Selected extract:
On saturday we built a 4door wardrobe in the nursery (its where all our leftover boxes from moving now live) then we sorted all them boxes n made less which was good. We sorted through bits and bobs in the bedroom and then built the cotbed and arranged the pictures and clock for the nursery. Only thing left to do in the nursery is to get the matteress and put the border round one side (other side has the huge wardrobe) 
So that was my busy saturday we started at 11am n finished properly at 9.30pm so was a long day. 
Sunday I made a yummy roast and did some cleaning too. Strangly it seems like sunday was just gone :shrug: 
Now Im busy planning our anniversary saturday. Its been decided that we will go to town so I can go in primark (a pregnant friend of mine got some lovely clothes really cheap) n then we will just go round the shops. Then in the evening we are going to get dressed up and go to the cinema to see the new thor movie and then to dinner at the restraunt few doors down :happydance: 

Im very slowly starting to feel a bit better, I haven't spoken to anyone yet this week as I have been feeling alright :thumbup: I think its cause Ive been so busy and Im coming to terms with having a boy. Im still not happy with my body and I just hope n pray everyday that I get my body back. I know I might get back to pre preg weight but I just want to be the same shape :dohh: 

I think one thing that has kind of helped me feel happier is that I have this friend (well had) and unfortunatly for her she has been trying to get pregnant for a while now with no success. I feel terrible for her and she was the hardest person when it came to us telling people. At first she was happy for us but now she is nothing but bitter towards us and cant be happy for us :cry: she has written several comments online saying things like.... "When you get something youve worked for you appreiate it more" and such likes. Ihave tried speaking to her on several occassions and never mention the pregnancy as i understand it must be hard for her but that last thing she wrote has stuck in my brain..... She is meant to be a friend. I have worked bloody hard for EVERYTHING I have in this life and I didnt meet my DH until I was 22. For 4 years I was in an abusive relationship (phyiscal and mental) and have had to come a very very long way to recover from that being so young at the time. I work my arse off and after 4 years of wanting to be in childcare I now have my dream job but only at 2days a week. So considering she was lucky enough to meet her husband at only 15, she and her husband have been GIVEN over 25k to date towards there house and wedding when we worked very hard and had to get into debt with loans for our wedding (which was still small) do you know what??????

Exercise goal: Edit the passage of the weekend post starting with "On saturday we" and going on through "a long day.", replacing "cotbed" with "crib".

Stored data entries
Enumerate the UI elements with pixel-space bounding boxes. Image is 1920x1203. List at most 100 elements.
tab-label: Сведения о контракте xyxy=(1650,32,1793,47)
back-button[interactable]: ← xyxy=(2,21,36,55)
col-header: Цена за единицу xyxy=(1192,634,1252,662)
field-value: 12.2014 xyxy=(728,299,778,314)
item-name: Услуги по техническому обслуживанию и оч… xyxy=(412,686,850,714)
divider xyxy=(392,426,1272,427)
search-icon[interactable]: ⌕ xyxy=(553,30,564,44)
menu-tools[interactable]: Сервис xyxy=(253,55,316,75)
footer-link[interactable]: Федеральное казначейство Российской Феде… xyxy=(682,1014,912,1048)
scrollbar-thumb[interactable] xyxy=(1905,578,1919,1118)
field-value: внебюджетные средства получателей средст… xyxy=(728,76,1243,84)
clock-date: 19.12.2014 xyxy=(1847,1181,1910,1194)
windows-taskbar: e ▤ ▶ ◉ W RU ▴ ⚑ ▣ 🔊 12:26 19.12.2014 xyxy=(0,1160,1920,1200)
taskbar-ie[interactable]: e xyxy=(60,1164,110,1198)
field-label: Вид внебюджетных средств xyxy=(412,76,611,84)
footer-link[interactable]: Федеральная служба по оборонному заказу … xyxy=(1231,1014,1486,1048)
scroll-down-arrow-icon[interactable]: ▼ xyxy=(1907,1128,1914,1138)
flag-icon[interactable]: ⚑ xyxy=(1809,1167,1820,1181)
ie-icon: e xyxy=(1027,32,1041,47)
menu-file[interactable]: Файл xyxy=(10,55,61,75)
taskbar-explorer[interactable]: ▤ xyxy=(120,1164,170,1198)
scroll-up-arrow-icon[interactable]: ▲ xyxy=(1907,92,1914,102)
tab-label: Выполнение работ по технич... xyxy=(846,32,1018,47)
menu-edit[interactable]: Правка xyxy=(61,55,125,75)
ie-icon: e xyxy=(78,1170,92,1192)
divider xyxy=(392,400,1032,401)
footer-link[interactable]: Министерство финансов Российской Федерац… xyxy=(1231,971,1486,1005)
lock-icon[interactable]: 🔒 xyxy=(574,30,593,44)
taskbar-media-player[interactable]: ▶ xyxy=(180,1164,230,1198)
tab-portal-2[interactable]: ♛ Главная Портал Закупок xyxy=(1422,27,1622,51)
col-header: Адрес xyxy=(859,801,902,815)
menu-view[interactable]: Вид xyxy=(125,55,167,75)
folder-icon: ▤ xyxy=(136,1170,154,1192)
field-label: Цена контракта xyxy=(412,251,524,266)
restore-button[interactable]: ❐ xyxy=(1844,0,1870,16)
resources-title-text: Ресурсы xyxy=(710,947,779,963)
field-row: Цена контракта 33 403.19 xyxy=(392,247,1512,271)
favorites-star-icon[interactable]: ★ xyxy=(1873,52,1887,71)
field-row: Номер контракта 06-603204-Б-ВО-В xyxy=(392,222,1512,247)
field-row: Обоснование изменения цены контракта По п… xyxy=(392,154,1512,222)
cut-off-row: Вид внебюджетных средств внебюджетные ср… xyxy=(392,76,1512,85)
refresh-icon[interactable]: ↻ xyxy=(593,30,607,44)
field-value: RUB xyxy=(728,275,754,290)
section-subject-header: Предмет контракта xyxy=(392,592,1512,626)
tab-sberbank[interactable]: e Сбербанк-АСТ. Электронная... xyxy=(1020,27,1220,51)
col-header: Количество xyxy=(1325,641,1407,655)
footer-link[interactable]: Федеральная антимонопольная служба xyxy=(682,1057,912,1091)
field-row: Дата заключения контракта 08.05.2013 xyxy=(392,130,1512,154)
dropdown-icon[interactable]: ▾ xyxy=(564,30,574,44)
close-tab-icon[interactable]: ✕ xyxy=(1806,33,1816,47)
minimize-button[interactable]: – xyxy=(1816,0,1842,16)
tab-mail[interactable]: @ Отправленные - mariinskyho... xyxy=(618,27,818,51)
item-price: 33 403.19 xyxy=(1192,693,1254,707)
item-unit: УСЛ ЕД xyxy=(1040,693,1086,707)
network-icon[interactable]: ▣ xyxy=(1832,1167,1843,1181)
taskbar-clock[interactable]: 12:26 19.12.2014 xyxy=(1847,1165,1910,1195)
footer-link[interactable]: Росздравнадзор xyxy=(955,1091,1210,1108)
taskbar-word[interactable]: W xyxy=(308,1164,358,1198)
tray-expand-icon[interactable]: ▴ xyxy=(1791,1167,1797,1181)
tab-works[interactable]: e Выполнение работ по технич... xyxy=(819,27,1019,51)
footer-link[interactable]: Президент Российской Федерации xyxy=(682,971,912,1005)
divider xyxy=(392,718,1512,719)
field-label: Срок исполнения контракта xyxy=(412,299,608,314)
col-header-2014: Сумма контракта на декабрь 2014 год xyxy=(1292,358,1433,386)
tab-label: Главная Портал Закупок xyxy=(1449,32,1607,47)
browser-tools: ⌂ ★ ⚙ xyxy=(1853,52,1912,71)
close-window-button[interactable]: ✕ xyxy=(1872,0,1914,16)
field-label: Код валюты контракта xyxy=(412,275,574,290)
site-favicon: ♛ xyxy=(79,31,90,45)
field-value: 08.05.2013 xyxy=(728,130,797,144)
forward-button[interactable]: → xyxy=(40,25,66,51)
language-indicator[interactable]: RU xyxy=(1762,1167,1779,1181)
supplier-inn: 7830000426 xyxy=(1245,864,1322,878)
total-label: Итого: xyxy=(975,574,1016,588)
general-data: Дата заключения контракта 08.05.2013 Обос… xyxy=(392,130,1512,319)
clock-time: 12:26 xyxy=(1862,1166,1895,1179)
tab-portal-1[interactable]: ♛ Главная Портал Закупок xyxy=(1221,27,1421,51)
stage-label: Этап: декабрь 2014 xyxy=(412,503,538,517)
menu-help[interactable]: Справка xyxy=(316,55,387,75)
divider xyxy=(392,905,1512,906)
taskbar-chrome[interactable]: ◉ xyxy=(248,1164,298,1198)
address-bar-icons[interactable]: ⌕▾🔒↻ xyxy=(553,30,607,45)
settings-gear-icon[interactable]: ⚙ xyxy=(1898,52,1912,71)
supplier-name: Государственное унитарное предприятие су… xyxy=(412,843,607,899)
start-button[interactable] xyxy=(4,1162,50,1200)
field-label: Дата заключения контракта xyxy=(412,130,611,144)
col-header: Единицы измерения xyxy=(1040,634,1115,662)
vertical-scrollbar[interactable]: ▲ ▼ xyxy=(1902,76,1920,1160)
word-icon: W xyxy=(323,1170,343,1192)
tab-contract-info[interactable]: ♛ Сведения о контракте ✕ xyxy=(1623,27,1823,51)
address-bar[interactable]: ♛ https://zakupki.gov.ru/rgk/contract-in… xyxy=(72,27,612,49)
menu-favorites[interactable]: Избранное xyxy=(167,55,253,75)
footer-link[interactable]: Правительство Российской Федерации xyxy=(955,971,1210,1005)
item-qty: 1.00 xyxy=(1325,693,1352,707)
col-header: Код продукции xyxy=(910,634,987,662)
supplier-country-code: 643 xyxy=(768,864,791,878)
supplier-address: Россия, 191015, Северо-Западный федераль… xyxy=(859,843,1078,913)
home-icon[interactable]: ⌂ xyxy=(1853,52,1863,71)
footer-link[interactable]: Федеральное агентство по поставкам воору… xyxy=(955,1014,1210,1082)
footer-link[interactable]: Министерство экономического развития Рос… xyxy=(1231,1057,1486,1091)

Exercise answer:
On saturday we built a 4door wardrobe in the nursery (its where all our leftover boxes from moving now live) then we sorted all them boxes n made less which was good. We sorted through bits and bobs in the bedroom and then built the crib and arranged the pictures and clock for the nursery. Only thing left to do in the nursery is to get the matteress and put the border round one side (other side has the huge wardrobe) 
So that was my busy saturday we started at 11am n finished properly at 9.30pm so was a long day.